▶ **Exercise requirements**:
Go through the records and give each one again exactly.

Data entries
--- start ---
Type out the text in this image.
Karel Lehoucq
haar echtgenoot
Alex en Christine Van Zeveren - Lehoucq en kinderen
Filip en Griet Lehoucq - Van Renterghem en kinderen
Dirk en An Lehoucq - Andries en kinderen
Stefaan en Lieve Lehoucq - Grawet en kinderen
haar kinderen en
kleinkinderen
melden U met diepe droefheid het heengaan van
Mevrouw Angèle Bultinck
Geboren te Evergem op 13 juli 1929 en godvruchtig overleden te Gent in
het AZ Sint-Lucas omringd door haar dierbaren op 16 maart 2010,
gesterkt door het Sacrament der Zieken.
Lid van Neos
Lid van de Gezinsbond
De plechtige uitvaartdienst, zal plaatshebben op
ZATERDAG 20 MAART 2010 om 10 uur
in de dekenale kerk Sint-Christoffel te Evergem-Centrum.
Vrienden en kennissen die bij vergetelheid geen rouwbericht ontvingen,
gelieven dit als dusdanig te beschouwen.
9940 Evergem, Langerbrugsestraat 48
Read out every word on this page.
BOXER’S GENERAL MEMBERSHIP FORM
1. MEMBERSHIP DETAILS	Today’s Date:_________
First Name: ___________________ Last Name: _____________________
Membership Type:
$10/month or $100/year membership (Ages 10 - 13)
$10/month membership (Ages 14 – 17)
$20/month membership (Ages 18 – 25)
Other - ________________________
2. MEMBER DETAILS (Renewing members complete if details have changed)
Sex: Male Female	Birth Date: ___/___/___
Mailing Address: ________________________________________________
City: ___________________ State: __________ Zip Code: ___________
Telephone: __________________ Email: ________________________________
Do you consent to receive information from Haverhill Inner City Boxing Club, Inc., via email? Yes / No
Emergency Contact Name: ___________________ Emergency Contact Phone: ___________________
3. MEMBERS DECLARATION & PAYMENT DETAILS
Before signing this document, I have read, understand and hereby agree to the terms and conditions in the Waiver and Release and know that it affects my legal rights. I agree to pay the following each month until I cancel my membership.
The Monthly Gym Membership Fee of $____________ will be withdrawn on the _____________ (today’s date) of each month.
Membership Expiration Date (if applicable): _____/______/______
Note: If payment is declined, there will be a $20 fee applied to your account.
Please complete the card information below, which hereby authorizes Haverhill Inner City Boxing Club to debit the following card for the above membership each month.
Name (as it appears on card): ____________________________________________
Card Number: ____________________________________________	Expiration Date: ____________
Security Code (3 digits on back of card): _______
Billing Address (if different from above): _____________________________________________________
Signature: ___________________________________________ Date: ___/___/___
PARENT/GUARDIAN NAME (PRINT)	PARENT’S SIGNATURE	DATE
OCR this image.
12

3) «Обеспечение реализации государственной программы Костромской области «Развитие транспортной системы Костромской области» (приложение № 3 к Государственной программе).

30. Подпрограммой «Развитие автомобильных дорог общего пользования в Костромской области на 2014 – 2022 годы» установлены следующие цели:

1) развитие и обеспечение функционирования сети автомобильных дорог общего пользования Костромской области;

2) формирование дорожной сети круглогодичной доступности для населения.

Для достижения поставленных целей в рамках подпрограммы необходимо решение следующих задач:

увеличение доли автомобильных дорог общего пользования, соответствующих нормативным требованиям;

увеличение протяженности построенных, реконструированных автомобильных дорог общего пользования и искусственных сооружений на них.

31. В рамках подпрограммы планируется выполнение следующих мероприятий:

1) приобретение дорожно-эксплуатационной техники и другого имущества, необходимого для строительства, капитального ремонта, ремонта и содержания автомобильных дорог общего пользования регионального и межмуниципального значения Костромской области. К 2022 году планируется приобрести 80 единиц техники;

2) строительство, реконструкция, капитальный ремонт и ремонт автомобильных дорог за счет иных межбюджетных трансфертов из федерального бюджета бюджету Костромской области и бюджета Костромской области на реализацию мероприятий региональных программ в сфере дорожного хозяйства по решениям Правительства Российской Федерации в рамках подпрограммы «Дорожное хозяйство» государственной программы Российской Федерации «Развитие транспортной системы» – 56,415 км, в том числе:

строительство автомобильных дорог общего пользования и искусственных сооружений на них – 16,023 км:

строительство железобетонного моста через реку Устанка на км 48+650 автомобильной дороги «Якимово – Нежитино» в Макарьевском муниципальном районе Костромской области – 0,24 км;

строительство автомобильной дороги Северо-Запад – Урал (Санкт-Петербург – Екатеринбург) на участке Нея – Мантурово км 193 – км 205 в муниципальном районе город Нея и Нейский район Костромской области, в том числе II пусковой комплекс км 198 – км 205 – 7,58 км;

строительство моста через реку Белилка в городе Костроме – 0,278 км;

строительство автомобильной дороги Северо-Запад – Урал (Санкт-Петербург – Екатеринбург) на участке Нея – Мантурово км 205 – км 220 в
--- end ---
▶ **The answer**:
Type out the text in this image.
Karel Lehoucq
haar echtgenoot
Alex en Christine Van Zeveren - Lehoucq en kinderen
Filip en Griet Lehoucq - Van Renterghem en kinderen
Dirk en An Lehoucq - Andries en kinderen
Stefaan en Lieve Lehoucq - Grawet en kinderen
haar kinderen en
kleinkinderen
melden U met diepe droefheid het heengaan van
Mevrouw Angèle Bultinck
Geboren te Evergem op 13 juli 1929 en godvruchtig overleden te Gent in
het AZ Sint-Lucas omringd door haar dierbaren op 16 maart 2010,
gesterkt door het Sacrament der Zieken.
Lid van Neos
Lid van de Gezinsbond
De plechtige uitvaartdienst, zal plaatshebben op
ZATERDAG 20 MAART 2010 om 10 uur
in de dekenale kerk Sint-Christoffel te Evergem-Centrum.
Vrienden en kennissen die bij vergetelheid geen rouwbericht ontvingen,
gelieven dit als dusdanig te beschouwen.
9940 Evergem, Langerbrugsestraat 48
Read out every word on this page.
BOXER’S GENERAL MEMBERSHIP FORM
1. MEMBERSHIP DETAILS	Today’s Date:_________
First Name: ___________________ Last Name: _____________________
Membership Type:
$10/month or $100/year membership (Ages 10 - 13)
$10/month membership (Ages 14 – 17)
$20/month membership (Ages 18 – 25)
Other - ________________________
2. MEMBER DETAILS (Renewing members complete if details have changed)
Sex: Male Female	Birth Date: ___/___/___
Mailing Address: ________________________________________________
City: ___________________ State: __________ Zip Code: ___________
Telephone: __________________ Email: ________________________________
Do you consent to receive information from Haverhill Inner City Boxing Club, Inc., via email? Yes / No
Emergency Contact Name: ___________________ Emergency Contact Phone: ___________________
3. MEMBERS DECLARATION & PAYMENT DETAILS
Before signing this document, I have read, understand and hereby agree to the terms and conditions in the Waiver and Release and know that it affects my legal rights. I agree to pay the following each month until I cancel my membership.
The Monthly Gym Membership Fee of $____________ will be withdrawn on the _____________ (today’s date) of each month.
Membership Expiration Date (if applicable): _____/______/______
Note: If payment is declined, there will be a $20 fee applied to your account.
Please complete the card information below, which hereby authorizes Haverhill Inner City Boxing Club to debit the following card for the above membership each month.
Name (as it appears on card): ____________________________________________
Card Number: ____________________________________________	Expiration Date: ____________
Security Code (3 digits on back of card): _______
Billing Address (if different from above): _____________________________________________________
Signature: ___________________________________________ Date: ___/___/___
PARENT/GUARDIAN NAME (PRINT)	PARENT’S SIGNATURE	DATE
OCR this image.
12

3) «Обеспечение реализации государственной программы Костромской области «Развитие транспортной системы Костромской области» (приложение № 3 к Государственной программе).

30. Подпрограммой «Развитие автомобильных дорог общего пользования в Костромской области на 2014 – 2022 годы» установлены следующие цели:

1) развитие и обеспечение функционирования сети автомобильных дорог общего пользования Костромской области;

2) формирование дорожной сети круглогодичной доступности для населения.

Для достижения поставленных целей в рамках подпрограммы необходимо решение следующих задач:

увеличение доли автомобильных дорог общего пользования, соответствующих нормативным требованиям;

увеличение протяженности построенных, реконструированных автомобильных дорог общего пользования и искусственных сооружений на них.

31. В рамках подпрограммы планируется выполнение следующих мероприятий:

1) приобретение дорожно-эксплуатационной техники и другого имущества, необходимого для строительства, капитального ремонта, ремонта и содержания автомобильных дорог общего пользования регионального и межмуниципального значения Костромской области. К 2022 году планируется приобрести 80 единиц техники;

2) строительство, реконструкция, капитальный ремонт и ремонт автомобильных дорог за счет иных межбюджетных трансфертов из федерального бюджета бюджету Костромской области и бюджета Костромской области на реализацию мероприятий региональных программ в сфере дорожного хозяйства по решениям Правительства Российской Федерации в рамках подпрограммы «Дорожное хозяйство» государственной программы Российской Федерации «Развитие транспортной системы» – 56,415 км, в том числе:

строительство автомобильных дорог общего пользования и искусственных сооружений на них – 16,023 км:

строительство железобетонного моста через реку Устанка на км 48+650 автомобильной дороги «Якимово – Нежитино» в Макарьевском муниципальном районе Костромской области – 0,24 км;

строительство автомобильной дороги Северо-Запад – Урал (Санкт-Петербург – Екатеринбург) на участке Нея – Мантурово км 193 – км 205 в муниципальном районе город Нея и Нейский район Костромской области, в том числе II пусковой комплекс км 198 – км 205 – 7,58 км;

строительство моста через реку Белилка в городе Костроме – 0,278 км;

строительство автомобильной дороги Северо-Запад – Урал (Санкт-Петербург – Екатеринбург) на участке Нея – Мантурово км 205 – км 220 в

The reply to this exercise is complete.